begin Data supplied

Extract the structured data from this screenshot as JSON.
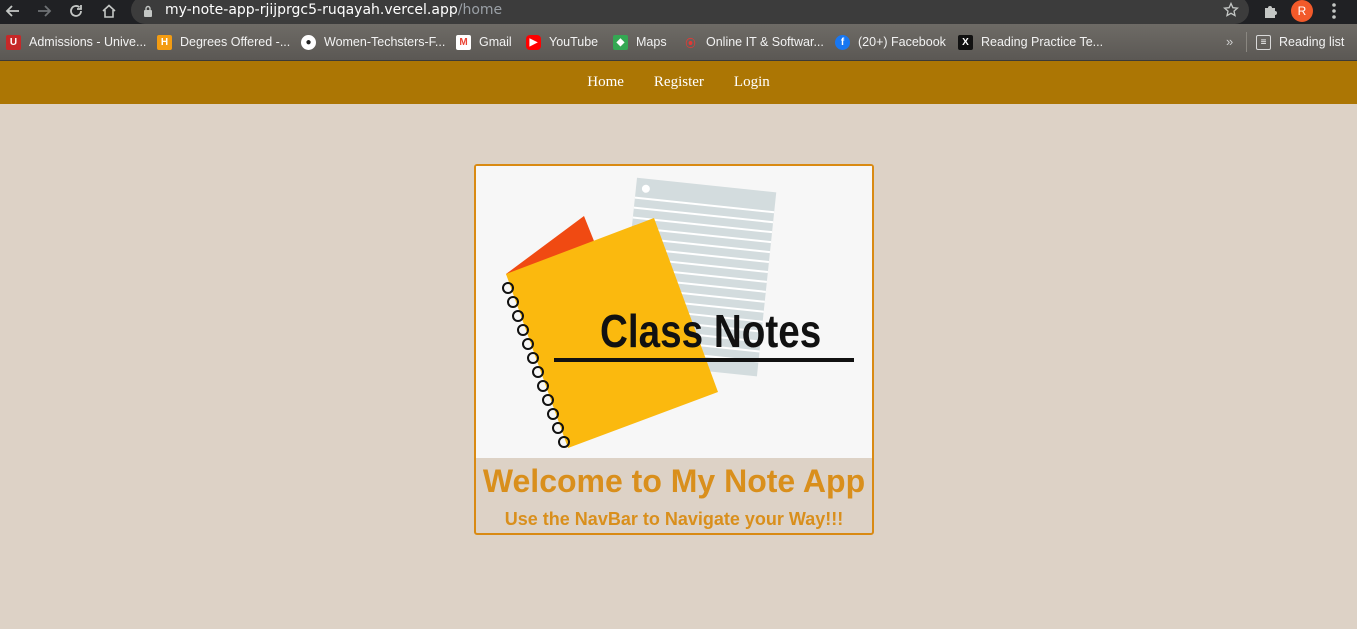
{
  "browser": {
    "url_host": "my-note-app-rjijprgc5-ruqayah.vercel.app",
    "url_path": "/home",
    "profile_initial": "R",
    "bookmarks": [
      {
        "label": "Admissions - Unive...",
        "icon": "university-favicon",
        "color": "#c62828"
      },
      {
        "label": "Degrees Offered -...",
        "icon": "degrees-favicon",
        "color": "#f39c12"
      },
      {
        "label": "Women-Techsters-F...",
        "icon": "github-favicon",
        "color": "#ffffff"
      },
      {
        "label": "Gmail",
        "icon": "gmail-favicon",
        "color": "#ea4335"
      },
      {
        "label": "YouTube",
        "icon": "youtube-favicon",
        "color": "#ff0000"
      },
      {
        "label": "Maps",
        "icon": "maps-favicon",
        "color": "#34a853"
      },
      {
        "label": "Online IT & Softwar...",
        "icon": "online-it-favicon",
        "color": "#e53935"
      },
      {
        "label": "(20+) Facebook",
        "icon": "facebook-favicon",
        "color": "#1877f2"
      },
      {
        "label": "Reading Practice Te...",
        "icon": "reading-practice-favicon",
        "color": "#111111"
      }
    ],
    "reading_list_label": "Reading list"
  },
  "app_nav": {
    "items": [
      "Home",
      "Register",
      "Login"
    ]
  },
  "card": {
    "image_text": "Class Notes",
    "title": "Welcome to My Note App",
    "subtitle": "Use the NavBar to Navigate your Way!!!"
  },
  "colors": {
    "navbar": "#ac7604",
    "page_bg": "#ddd2c6",
    "accent": "#d98f1c"
  }
}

end Data supplied

### What the task requires
Reproduce each entry precisely. Leave the pictures out.

### Response
Extract the structured data from this screenshot as JSON.
{
  "browser": {
    "url_host": "my-note-app-rjijprgc5-ruqayah.vercel.app",
    "url_path": "/home",
    "profile_initial": "R",
    "bookmarks": [
      {
        "label": "Admissions - Unive...",
        "icon": "university-favicon",
        "color": "#c62828"
      },
      {
        "label": "Degrees Offered -...",
        "icon": "degrees-favicon",
        "color": "#f39c12"
      },
      {
        "label": "Women-Techsters-F...",
        "icon": "github-favicon",
        "color": "#ffffff"
      },
      {
        "label": "Gmail",
        "icon": "gmail-favicon",
        "color": "#ea4335"
      },
      {
        "label": "YouTube",
        "icon": "youtube-favicon",
        "color": "#ff0000"
      },
      {
        "label": "Maps",
        "icon": "maps-favicon",
        "color": "#34a853"
      },
      {
        "label": "Online IT & Softwar...",
        "icon": "online-it-favicon",
        "color": "#e53935"
      },
      {
        "label": "(20+) Facebook",
        "icon": "facebook-favicon",
        "color": "#1877f2"
      },
      {
        "label": "Reading Practice Te...",
        "icon": "reading-practice-favicon",
        "color": "#111111"
      }
    ],
    "reading_list_label": "Reading list"
  },
  "app_nav": {
    "items": [
      "Home",
      "Register",
      "Login"
    ]
  },
  "card": {
    "image_text": "Class Notes",
    "title": "Welcome to My Note App",
    "subtitle": "Use the NavBar to Navigate your Way!!!"
  },
  "colors": {
    "navbar": "#ac7604",
    "page_bg": "#ddd2c6",
    "accent": "#d98f1c"
  }
}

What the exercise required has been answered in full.